▶ _Excerpts from a figure dataset_:
◆ ◆ ◆ ◆ ◆ ◆ ◆

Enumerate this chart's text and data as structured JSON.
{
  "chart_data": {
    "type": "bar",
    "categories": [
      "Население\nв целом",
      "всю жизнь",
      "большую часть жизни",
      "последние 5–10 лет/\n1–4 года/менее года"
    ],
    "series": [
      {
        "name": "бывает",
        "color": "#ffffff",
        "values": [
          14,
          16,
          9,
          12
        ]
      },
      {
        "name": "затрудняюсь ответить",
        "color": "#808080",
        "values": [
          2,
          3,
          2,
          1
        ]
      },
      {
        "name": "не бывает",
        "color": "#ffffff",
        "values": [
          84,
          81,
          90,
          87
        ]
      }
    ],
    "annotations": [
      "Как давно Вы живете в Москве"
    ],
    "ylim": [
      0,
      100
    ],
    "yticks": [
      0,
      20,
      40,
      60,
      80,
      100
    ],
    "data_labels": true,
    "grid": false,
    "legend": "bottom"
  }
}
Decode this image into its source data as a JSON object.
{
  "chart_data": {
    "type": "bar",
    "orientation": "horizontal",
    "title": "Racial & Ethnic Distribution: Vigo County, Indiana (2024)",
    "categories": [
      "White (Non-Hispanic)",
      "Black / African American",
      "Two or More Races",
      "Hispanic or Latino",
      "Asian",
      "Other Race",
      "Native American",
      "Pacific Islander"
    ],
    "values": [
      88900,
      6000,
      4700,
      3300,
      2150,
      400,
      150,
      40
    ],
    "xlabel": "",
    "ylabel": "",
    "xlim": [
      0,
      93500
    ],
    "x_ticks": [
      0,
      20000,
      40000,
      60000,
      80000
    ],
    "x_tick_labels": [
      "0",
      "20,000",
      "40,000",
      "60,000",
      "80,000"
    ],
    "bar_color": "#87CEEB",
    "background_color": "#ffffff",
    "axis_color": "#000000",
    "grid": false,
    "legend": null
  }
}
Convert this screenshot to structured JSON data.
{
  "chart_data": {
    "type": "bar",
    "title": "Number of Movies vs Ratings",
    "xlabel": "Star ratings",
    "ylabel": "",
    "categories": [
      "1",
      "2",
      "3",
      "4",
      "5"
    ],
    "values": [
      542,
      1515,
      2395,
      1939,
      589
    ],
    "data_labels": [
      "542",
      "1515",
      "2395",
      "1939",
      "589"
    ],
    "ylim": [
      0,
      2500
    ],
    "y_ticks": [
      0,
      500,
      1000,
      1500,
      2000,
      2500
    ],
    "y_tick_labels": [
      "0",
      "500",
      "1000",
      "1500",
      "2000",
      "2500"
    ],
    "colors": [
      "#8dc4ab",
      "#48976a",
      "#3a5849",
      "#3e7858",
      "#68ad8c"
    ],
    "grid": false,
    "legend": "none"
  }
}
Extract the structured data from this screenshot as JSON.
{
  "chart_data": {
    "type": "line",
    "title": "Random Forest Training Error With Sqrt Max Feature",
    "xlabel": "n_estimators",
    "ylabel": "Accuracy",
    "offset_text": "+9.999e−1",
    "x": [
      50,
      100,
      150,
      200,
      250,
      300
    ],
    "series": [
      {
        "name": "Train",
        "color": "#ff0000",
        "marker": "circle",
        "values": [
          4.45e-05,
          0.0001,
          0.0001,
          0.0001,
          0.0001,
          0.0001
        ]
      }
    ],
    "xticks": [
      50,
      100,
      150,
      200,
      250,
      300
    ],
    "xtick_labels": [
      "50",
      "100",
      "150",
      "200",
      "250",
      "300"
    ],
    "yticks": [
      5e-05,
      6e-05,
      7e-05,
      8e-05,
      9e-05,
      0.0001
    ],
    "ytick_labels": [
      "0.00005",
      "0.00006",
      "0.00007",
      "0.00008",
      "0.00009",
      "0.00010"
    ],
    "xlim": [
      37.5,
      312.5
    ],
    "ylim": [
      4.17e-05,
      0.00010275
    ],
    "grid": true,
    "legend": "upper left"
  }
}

◆ ◆ ◆ ◆ ◆ ◆ ◆

▶ _Written request_: Give the number of lines in the entries that hold the word "legend", and nothing else.

▶ _Exercise response_: 4